(Instruction)
Keep only the lines of the listing that include the word "Nama", and copy them.

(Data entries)
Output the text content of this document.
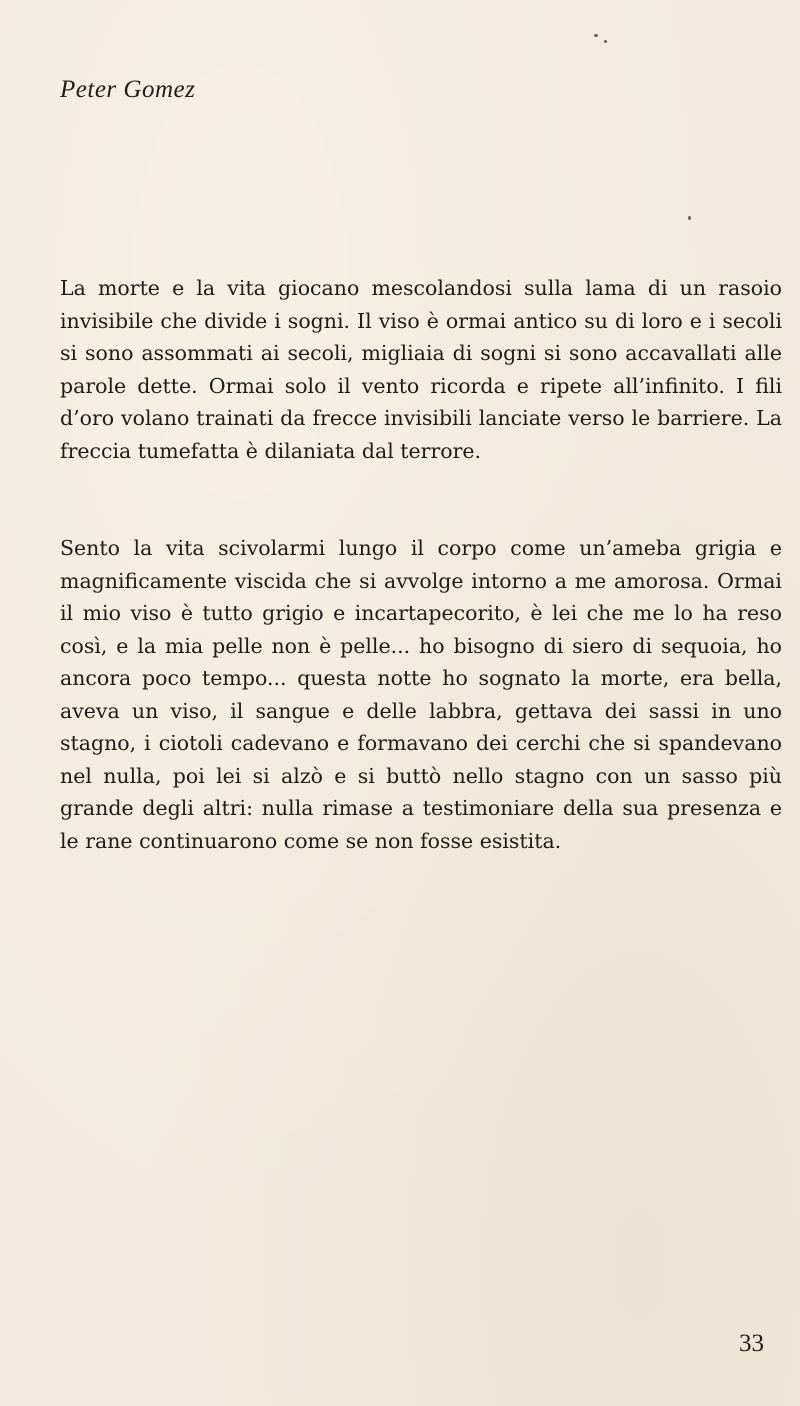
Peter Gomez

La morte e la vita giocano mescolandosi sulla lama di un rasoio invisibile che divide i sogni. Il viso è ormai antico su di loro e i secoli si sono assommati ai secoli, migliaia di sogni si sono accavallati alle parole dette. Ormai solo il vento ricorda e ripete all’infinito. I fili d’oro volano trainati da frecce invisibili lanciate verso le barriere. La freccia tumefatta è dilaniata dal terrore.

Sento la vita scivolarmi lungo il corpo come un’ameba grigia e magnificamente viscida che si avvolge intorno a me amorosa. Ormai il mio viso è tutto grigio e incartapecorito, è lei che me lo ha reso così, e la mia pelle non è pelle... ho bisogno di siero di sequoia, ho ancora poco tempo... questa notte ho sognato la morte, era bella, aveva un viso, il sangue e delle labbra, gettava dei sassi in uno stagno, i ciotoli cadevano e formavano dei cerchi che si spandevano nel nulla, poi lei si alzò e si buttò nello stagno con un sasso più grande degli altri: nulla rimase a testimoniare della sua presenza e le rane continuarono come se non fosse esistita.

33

* * *

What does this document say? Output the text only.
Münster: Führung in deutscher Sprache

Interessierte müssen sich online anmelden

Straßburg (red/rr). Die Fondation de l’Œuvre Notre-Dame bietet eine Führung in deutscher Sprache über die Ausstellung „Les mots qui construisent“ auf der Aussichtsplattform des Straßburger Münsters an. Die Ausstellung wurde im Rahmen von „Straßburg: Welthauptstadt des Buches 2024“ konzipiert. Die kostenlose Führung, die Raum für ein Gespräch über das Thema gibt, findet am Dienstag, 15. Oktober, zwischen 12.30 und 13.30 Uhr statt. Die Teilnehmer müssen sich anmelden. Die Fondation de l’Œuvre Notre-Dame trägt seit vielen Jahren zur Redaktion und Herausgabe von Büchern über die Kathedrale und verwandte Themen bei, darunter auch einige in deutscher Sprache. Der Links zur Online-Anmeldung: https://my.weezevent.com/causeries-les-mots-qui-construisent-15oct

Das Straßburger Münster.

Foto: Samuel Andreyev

* * *

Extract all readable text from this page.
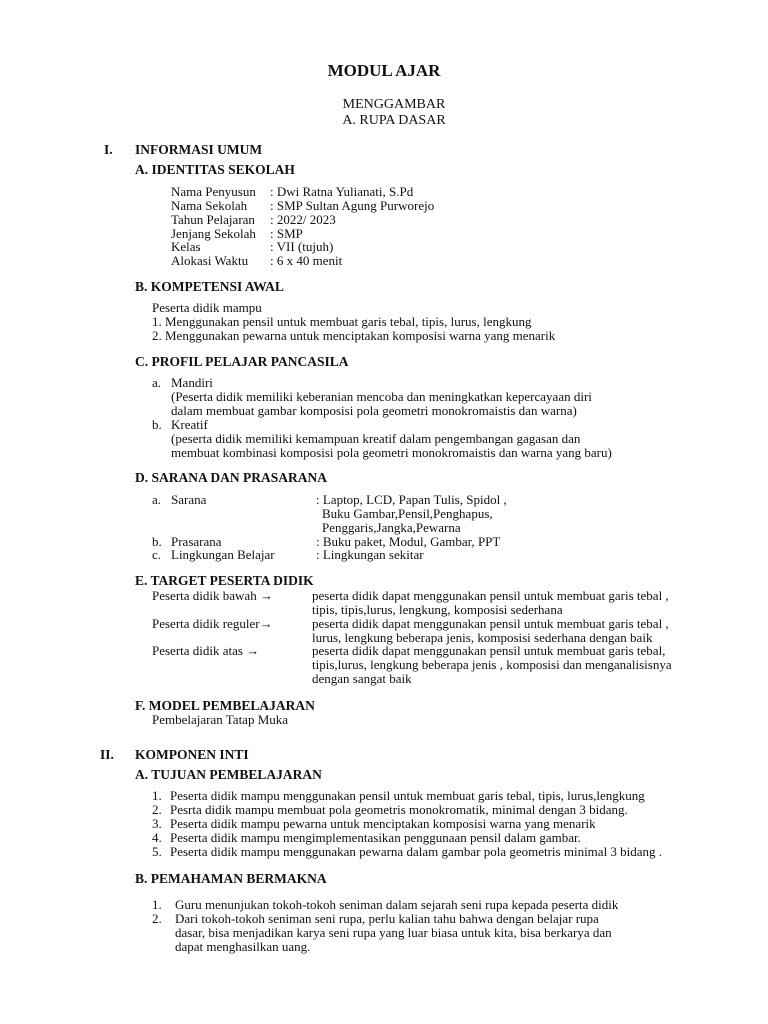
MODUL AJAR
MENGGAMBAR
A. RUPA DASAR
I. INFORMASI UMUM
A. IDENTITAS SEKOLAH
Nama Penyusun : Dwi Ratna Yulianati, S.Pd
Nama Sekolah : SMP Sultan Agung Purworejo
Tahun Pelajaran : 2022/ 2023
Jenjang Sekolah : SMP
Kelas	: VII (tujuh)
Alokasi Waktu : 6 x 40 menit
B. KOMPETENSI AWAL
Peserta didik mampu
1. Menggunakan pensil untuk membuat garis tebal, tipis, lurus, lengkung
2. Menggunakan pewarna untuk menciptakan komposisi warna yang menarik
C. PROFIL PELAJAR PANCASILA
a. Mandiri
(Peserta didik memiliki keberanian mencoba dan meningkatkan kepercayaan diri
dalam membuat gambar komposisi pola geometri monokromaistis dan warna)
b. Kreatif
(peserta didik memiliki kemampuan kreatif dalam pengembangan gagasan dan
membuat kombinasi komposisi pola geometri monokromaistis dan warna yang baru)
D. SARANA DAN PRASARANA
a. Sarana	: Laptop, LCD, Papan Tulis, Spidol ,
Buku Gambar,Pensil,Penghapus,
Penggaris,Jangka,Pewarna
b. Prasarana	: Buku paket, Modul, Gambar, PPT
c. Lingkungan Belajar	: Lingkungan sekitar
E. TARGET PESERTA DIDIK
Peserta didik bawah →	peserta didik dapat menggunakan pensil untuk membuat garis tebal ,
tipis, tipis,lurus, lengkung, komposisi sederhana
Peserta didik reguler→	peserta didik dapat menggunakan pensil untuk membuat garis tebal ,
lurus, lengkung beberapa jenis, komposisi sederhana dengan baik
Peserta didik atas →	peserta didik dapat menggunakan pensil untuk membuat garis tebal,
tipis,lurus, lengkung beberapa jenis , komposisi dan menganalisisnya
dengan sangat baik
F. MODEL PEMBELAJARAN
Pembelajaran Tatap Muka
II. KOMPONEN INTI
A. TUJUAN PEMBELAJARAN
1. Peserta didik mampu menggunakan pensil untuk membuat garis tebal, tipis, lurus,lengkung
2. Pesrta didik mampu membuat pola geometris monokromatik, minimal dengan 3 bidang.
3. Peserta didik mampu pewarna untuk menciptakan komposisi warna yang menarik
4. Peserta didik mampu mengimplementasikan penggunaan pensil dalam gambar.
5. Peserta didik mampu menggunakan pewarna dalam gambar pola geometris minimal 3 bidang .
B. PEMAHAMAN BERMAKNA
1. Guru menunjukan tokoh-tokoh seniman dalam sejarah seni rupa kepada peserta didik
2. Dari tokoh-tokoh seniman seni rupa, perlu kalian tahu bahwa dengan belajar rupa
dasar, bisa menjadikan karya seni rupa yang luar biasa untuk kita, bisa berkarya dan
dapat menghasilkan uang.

(Exercise result)
Nama Penyusun : Dwi Ratna Yulianati, S.Pd
Nama Sekolah : SMP Sultan Agung Purworejo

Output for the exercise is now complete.